-- Start of Excerpted data --

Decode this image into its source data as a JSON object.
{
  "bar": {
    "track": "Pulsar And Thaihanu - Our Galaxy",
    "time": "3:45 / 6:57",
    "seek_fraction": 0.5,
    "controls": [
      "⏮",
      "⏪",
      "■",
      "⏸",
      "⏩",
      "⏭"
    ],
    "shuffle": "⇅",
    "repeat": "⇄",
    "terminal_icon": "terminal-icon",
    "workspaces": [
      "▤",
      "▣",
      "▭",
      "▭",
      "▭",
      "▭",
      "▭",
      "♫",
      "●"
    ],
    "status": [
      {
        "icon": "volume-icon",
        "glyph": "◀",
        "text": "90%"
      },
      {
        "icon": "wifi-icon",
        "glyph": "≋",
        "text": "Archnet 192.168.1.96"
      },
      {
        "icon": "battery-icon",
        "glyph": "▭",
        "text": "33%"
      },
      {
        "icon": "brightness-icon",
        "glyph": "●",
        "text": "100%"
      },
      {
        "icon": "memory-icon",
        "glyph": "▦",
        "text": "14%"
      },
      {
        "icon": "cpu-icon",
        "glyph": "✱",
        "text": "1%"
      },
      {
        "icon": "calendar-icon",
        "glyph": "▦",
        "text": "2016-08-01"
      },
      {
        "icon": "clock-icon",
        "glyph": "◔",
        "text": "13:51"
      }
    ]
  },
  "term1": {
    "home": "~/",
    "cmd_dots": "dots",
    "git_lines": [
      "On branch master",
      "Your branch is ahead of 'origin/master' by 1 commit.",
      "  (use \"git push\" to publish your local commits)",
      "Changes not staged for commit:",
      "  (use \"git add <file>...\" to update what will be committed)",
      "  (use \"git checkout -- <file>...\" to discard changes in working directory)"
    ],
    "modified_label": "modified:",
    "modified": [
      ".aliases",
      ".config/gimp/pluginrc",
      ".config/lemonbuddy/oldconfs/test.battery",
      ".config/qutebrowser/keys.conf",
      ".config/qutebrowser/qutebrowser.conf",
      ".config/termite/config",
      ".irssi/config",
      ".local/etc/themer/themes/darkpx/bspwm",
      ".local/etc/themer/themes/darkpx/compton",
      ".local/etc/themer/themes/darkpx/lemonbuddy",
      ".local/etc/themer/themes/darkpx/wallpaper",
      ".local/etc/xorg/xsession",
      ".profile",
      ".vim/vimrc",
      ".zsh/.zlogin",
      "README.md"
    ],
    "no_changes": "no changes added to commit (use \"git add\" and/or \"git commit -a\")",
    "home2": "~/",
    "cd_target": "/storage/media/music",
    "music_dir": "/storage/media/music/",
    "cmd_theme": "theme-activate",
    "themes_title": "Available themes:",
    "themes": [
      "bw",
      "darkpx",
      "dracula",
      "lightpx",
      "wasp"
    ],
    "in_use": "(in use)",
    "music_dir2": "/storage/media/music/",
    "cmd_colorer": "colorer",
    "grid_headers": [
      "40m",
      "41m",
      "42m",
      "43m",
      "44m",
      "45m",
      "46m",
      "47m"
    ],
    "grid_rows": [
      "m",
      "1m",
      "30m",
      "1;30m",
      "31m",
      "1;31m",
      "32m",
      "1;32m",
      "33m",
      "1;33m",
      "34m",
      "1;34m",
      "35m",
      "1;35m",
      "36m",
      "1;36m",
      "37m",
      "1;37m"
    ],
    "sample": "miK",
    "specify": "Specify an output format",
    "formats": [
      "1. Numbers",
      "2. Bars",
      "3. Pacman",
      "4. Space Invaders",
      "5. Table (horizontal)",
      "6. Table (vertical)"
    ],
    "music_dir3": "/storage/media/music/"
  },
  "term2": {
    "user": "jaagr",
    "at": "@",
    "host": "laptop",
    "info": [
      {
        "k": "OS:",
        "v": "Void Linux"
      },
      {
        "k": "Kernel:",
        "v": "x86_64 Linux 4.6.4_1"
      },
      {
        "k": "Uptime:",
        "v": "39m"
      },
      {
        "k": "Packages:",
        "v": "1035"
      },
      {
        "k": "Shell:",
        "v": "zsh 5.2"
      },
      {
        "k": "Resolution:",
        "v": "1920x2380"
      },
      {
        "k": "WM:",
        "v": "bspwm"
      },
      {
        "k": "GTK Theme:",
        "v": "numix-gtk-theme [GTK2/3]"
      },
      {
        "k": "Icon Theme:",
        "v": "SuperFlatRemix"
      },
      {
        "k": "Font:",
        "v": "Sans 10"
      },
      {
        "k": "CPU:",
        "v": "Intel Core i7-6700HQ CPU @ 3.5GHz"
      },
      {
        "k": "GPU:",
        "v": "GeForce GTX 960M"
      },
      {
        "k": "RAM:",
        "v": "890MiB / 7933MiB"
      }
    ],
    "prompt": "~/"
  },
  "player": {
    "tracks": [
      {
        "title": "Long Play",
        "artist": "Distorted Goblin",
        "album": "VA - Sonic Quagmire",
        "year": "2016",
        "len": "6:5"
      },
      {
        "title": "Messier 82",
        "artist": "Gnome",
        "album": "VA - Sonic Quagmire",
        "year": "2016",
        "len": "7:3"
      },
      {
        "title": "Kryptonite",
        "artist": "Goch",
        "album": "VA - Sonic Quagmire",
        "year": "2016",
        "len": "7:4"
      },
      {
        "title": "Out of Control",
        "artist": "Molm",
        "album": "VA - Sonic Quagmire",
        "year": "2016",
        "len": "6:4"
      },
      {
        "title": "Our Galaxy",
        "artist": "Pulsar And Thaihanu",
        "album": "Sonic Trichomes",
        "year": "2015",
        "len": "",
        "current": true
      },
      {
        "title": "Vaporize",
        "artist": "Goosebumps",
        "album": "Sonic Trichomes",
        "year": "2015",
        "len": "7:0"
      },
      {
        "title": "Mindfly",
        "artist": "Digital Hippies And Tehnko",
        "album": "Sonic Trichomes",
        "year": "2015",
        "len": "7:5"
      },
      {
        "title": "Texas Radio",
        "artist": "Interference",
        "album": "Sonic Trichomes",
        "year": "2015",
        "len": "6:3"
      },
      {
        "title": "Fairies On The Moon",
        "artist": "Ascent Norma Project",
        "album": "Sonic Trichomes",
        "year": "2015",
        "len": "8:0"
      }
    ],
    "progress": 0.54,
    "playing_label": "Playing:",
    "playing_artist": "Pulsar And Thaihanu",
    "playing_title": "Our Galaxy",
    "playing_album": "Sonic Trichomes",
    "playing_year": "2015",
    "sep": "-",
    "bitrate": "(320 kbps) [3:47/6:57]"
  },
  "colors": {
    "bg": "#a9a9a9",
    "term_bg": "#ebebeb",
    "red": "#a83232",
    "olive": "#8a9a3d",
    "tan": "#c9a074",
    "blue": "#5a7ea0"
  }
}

-- End of Excerpted data --

Copy all of the data exactly.

Decode this image into its source data as a JSON object.
{
  "bar": {
    "track": "Pulsar And Thaihanu - Our Galaxy",
    "time": "3:45 / 6:57",
    "seek_fraction": 0.5,
    "controls": [
      "⏮",
      "⏪",
      "■",
      "⏸",
      "⏩",
      "⏭"
    ],
    "shuffle": "⇅",
    "repeat": "⇄",
    "terminal_icon": "terminal-icon",
    "workspaces": [
      "▤",
      "▣",
      "▭",
      "▭",
      "▭",
      "▭",
      "▭",
      "♫",
      "●"
    ],
    "status": [
      {
        "icon": "volume-icon",
        "glyph": "◀",
        "text": "90%"
      },
      {
        "icon": "wifi-icon",
        "glyph": "≋",
        "text": "Archnet 192.168.1.96"
      },
      {
        "icon": "battery-icon",
        "glyph": "▭",
        "text": "33%"
      },
      {
        "icon": "brightness-icon",
        "glyph": "●",
        "text": "100%"
      },
      {
        "icon": "memory-icon",
        "glyph": "▦",
        "text": "14%"
      },
      {
        "icon": "cpu-icon",
        "glyph": "✱",
        "text": "1%"
      },
      {
        "icon": "calendar-icon",
        "glyph": "▦",
        "text": "2016-08-01"
      },
      {
        "icon": "clock-icon",
        "glyph": "◔",
        "text": "13:51"
      }
    ]
  },
  "term1": {
    "home": "~/",
    "cmd_dots": "dots",
    "git_lines": [
      "On branch master",
      "Your branch is ahead of 'origin/master' by 1 commit.",
      "  (use \"git push\" to publish your local commits)",
      "Changes not staged for commit:",
      "  (use \"git add <file>...\" to update what will be committed)",
      "  (use \"git checkout -- <file>...\" to discard changes in working directory)"
    ],
    "modified_label": "modified:",
    "modified": [
      ".aliases",
      ".config/gimp/pluginrc",
      ".config/lemonbuddy/oldconfs/test.battery",
      ".config/qutebrowser/keys.conf",
      ".config/qutebrowser/qutebrowser.conf",
      ".config/termite/config",
      ".irssi/config",
      ".local/etc/themer/themes/darkpx/bspwm",
      ".local/etc/themer/themes/darkpx/compton",
      ".local/etc/themer/themes/darkpx/lemonbuddy",
      ".local/etc/themer/themes/darkpx/wallpaper",
      ".local/etc/xorg/xsession",
      ".profile",
      ".vim/vimrc",
      ".zsh/.zlogin",
      "README.md"
    ],
    "no_changes": "no changes added to commit (use \"git add\" and/or \"git commit -a\")",
    "home2": "~/",
    "cd_target": "/storage/media/music",
    "music_dir": "/storage/media/music/",
    "cmd_theme": "theme-activate",
    "themes_title": "Available themes:",
    "themes": [
      "bw",
      "darkpx",
      "dracula",
      "lightpx",
      "wasp"
    ],
    "in_use": "(in use)",
    "music_dir2": "/storage/media/music/",
    "cmd_colorer": "colorer",
    "grid_headers": [
      "40m",
      "41m",
      "42m",
      "43m",
      "44m",
      "45m",
      "46m",
      "47m"
    ],
    "grid_rows": [
      "m",
      "1m",
      "30m",
      "1;30m",
      "31m",
      "1;31m",
      "32m",
      "1;32m",
      "33m",
      "1;33m",
      "34m",
      "1;34m",
      "35m",
      "1;35m",
      "36m",
      "1;36m",
      "37m",
      "1;37m"
    ],
    "sample": "miK",
    "specify": "Specify an output format",
    "formats": [
      "1. Numbers",
      "2. Bars",
      "3. Pacman",
      "4. Space Invaders",
      "5. Table (horizontal)",
      "6. Table (vertical)"
    ],
    "music_dir3": "/storage/media/music/"
  },
  "term2": {
    "user": "jaagr",
    "at": "@",
    "host": "laptop",
    "info": [
      {
        "k": "OS:",
        "v": "Void Linux"
      },
      {
        "k": "Kernel:",
        "v": "x86_64 Linux 4.6.4_1"
      },
      {
        "k": "Uptime:",
        "v": "39m"
      },
      {
        "k": "Packages:",
        "v": "1035"
      },
      {
        "k": "Shell:",
        "v": "zsh 5.2"
      },
      {
        "k": "Resolution:",
        "v": "1920x2380"
      },
      {
        "k": "WM:",
        "v": "bspwm"
      },
      {
        "k": "GTK Theme:",
        "v": "numix-gtk-theme [GTK2/3]"
      },
      {
        "k": "Icon Theme:",
        "v": "SuperFlatRemix"
      },
      {
        "k": "Font:",
        "v": "Sans 10"
      },
      {
        "k": "CPU:",
        "v": "Intel Core i7-6700HQ CPU @ 3.5GHz"
      },
      {
        "k": "GPU:",
        "v": "GeForce GTX 960M"
      },
      {
        "k": "RAM:",
        "v": "890MiB / 7933MiB"
      }
    ],
    "prompt": "~/"
  },
  "player": {
    "tracks": [
      {
        "title": "Long Play",
        "artist": "Distorted Goblin",
        "album": "VA - Sonic Quagmire",
        "year": "2016",
        "len": "6:5"
      },
      {
        "title": "Messier 82",
        "artist": "Gnome",
        "album": "VA - Sonic Quagmire",
        "year": "2016",
        "len": "7:3"
      },
      {
        "title": "Kryptonite",
        "artist": "Goch",
        "album": "VA - Sonic Quagmire",
        "year": "2016",
        "len": "7:4"
      },
      {
        "title": "Out of Control",
        "artist": "Molm",
        "album": "VA - Sonic Quagmire",
        "year": "2016",
        "len": "6:4"
      },
      {
        "title": "Our Galaxy",
        "artist": "Pulsar And Thaihanu",
        "album": "Sonic Trichomes",
        "year": "2015",
        "len": "",
        "current": true
      },
      {
        "title": "Vaporize",
        "artist": "Goosebumps",
        "album": "Sonic Trichomes",
        "year": "2015",
        "len": "7:0"
      },
      {
        "title": "Mindfly",
        "artist": "Digital Hippies And Tehnko",
        "album": "Sonic Trichomes",
        "year": "2015",
        "len": "7:5"
      },
      {
        "title": "Texas Radio",
        "artist": "Interference",
        "album": "Sonic Trichomes",
        "year": "2015",
        "len": "6:3"
      },
      {
        "title": "Fairies On The Moon",
        "artist": "Ascent Norma Project",
        "album": "Sonic Trichomes",
        "year": "2015",
        "len": "8:0"
      }
    ],
    "progress": 0.54,
    "playing_label": "Playing:",
    "playing_artist": "Pulsar And Thaihanu",
    "playing_title": "Our Galaxy",
    "playing_album": "Sonic Trichomes",
    "playing_year": "2015",
    "sep": "-",
    "bitrate": "(320 kbps) [3:47/6:57]"
  },
  "colors": {
    "bg": "#a9a9a9",
    "term_bg": "#ebebeb",
    "red": "#a83232",
    "olive": "#8a9a3d",
    "tan": "#c9a074",
    "blue": "#5a7ea0"
  }
}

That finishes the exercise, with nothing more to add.